## EXERCISE PROMPT
Find the lines holding the string "사용승인" in the data, then copy all of them.

+ + + +

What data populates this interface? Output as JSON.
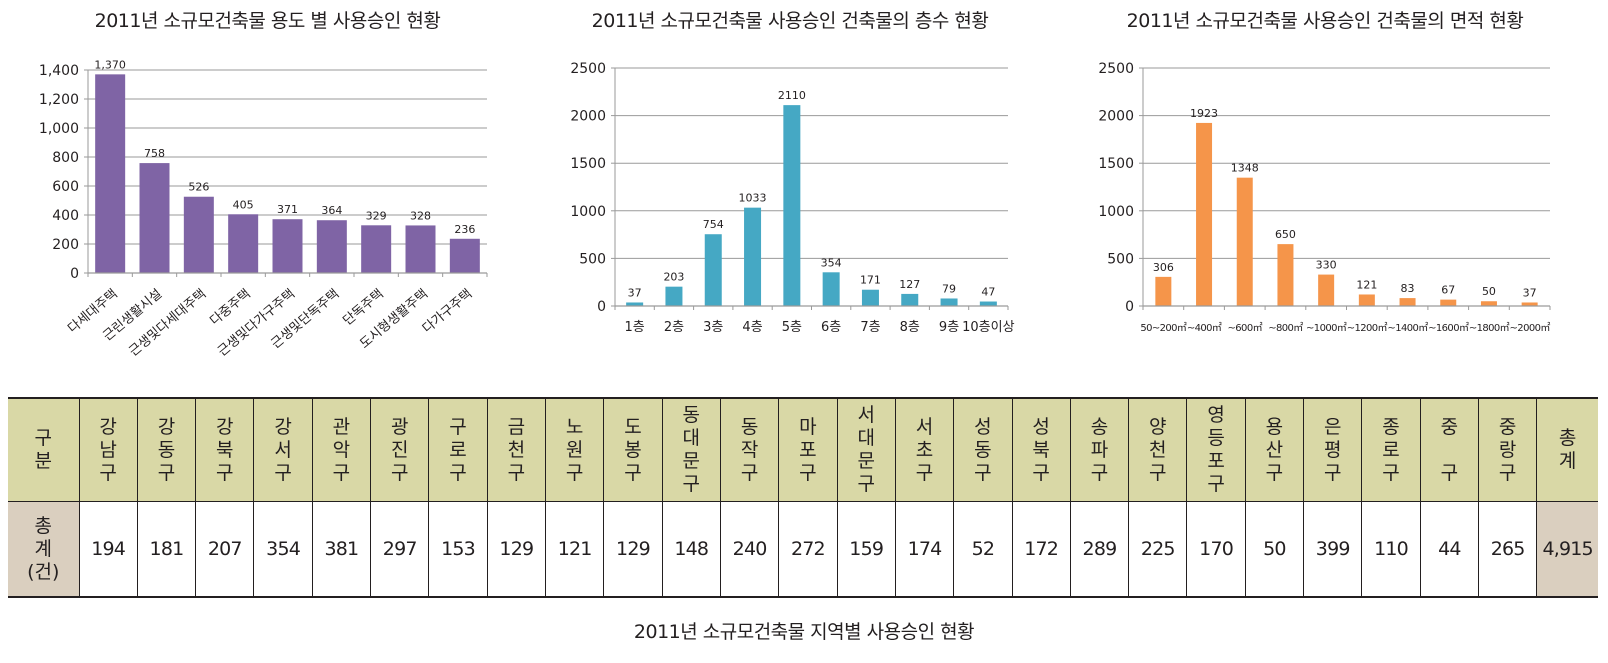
{
  "chart_data": [
    {
      "type": "bar",
      "title": "2011년 소규모건축물 용도 별 사용승인 현황",
      "categories": [
        "다세대주택",
        "근린생활시설",
        "근생및다세대주택",
        "다중주택",
        "근생및다가구주택",
        "근생및단독주택",
        "단독주택",
        "도시형생활주택",
        "다가구주택"
      ],
      "values": [
        1370,
        758,
        526,
        405,
        371,
        364,
        329,
        328,
        236
      ],
      "value_labels": [
        "1,370",
        "758",
        "526",
        "405",
        "371",
        "364",
        "329",
        "328",
        "236"
      ],
      "yticks": [
        "0",
        "200",
        "400",
        "600",
        "800",
        "1,000",
        "1,200",
        "1,400"
      ],
      "ytick_values": [
        0,
        200,
        400,
        600,
        800,
        1000,
        1200,
        1400
      ],
      "ylim": [
        0,
        1400
      ],
      "xlabel": "",
      "ylabel": "",
      "grid": true,
      "color": "#7f64a5"
    },
    {
      "type": "bar",
      "title": "2011년 소규모건축물 사용승인 건축물의 층수 현황",
      "categories": [
        "1층",
        "2층",
        "3층",
        "4층",
        "5층",
        "6층",
        "7층",
        "8층",
        "9층",
        "10층이상"
      ],
      "values": [
        37,
        203,
        754,
        1033,
        2110,
        354,
        171,
        127,
        79,
        47
      ],
      "value_labels": [
        "37",
        "203",
        "754",
        "1033",
        "2110",
        "354",
        "171",
        "127",
        "79",
        "47"
      ],
      "yticks": [
        "0",
        "500",
        "1000",
        "1500",
        "2000",
        "2500"
      ],
      "ytick_values": [
        0,
        500,
        1000,
        1500,
        2000,
        2500
      ],
      "ylim": [
        0,
        2500
      ],
      "xlabel": "",
      "ylabel": "",
      "grid": true,
      "color": "#45a8c4"
    },
    {
      "type": "bar",
      "title": "2011년 소규모건축물 사용승인 건축물의 면적 현황",
      "categories": [
        "50~200㎡",
        "~400㎡",
        "~600㎡",
        "~800㎡",
        "~1000㎡",
        "~1200㎡",
        "~1400㎡",
        "~1600㎡",
        "~1800㎡",
        "~2000㎡"
      ],
      "values": [
        306,
        1923,
        1348,
        650,
        330,
        121,
        83,
        67,
        50,
        37
      ],
      "value_labels": [
        "306",
        "1923",
        "1348",
        "650",
        "330",
        "121",
        "83",
        "67",
        "50",
        "37"
      ],
      "yticks": [
        "0",
        "500",
        "1000",
        "1500",
        "2000",
        "2500"
      ],
      "ytick_values": [
        0,
        500,
        1000,
        1500,
        2000,
        2500
      ],
      "ylim": [
        0,
        2500
      ],
      "xlabel": "",
      "ylabel": "",
      "grid": true,
      "color": "#f5954a"
    }
  ],
  "table": {
    "type": "table",
    "row_header_label": "구분",
    "row_label": "총계(건)",
    "row_label_lines": [
      "총",
      "계",
      "(건)"
    ],
    "columns": [
      "강남구",
      "강동구",
      "강북구",
      "강서구",
      "관악구",
      "광진구",
      "구로구",
      "금천구",
      "노원구",
      "도봉구",
      "동대문구",
      "동작구",
      "마포구",
      "서대문구",
      "서초구",
      "성동구",
      "성북구",
      "송파구",
      "양천구",
      "영등포구",
      "용산구",
      "은평구",
      "종로구",
      "중 구",
      "중랑구"
    ],
    "values": [
      "194",
      "181",
      "207",
      "354",
      "381",
      "297",
      "153",
      "129",
      "121",
      "129",
      "148",
      "240",
      "272",
      "159",
      "174",
      "52",
      "172",
      "289",
      "225",
      "170",
      "50",
      "399",
      "110",
      "44",
      "265"
    ],
    "total_label": "총계",
    "total_value": "4,915",
    "caption": "2011년 소규모건축물 지역별 사용승인 현황",
    "header_color": "#d9d8a6",
    "total_color": "#dacfbf"
  }
}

+ + + +

## RESPONSE TO THIS EXERCISE
      "title": "2011년 소규모건축물 용도 별 사용승인 현황",
      "title": "2011년 소규모건축물 사용승인 건축물의 층수 현황",
      "title": "2011년 소규모건축물 사용승인 건축물의 면적 현황",
    "caption": "2011년 소규모건축물 지역별 사용승인 현황",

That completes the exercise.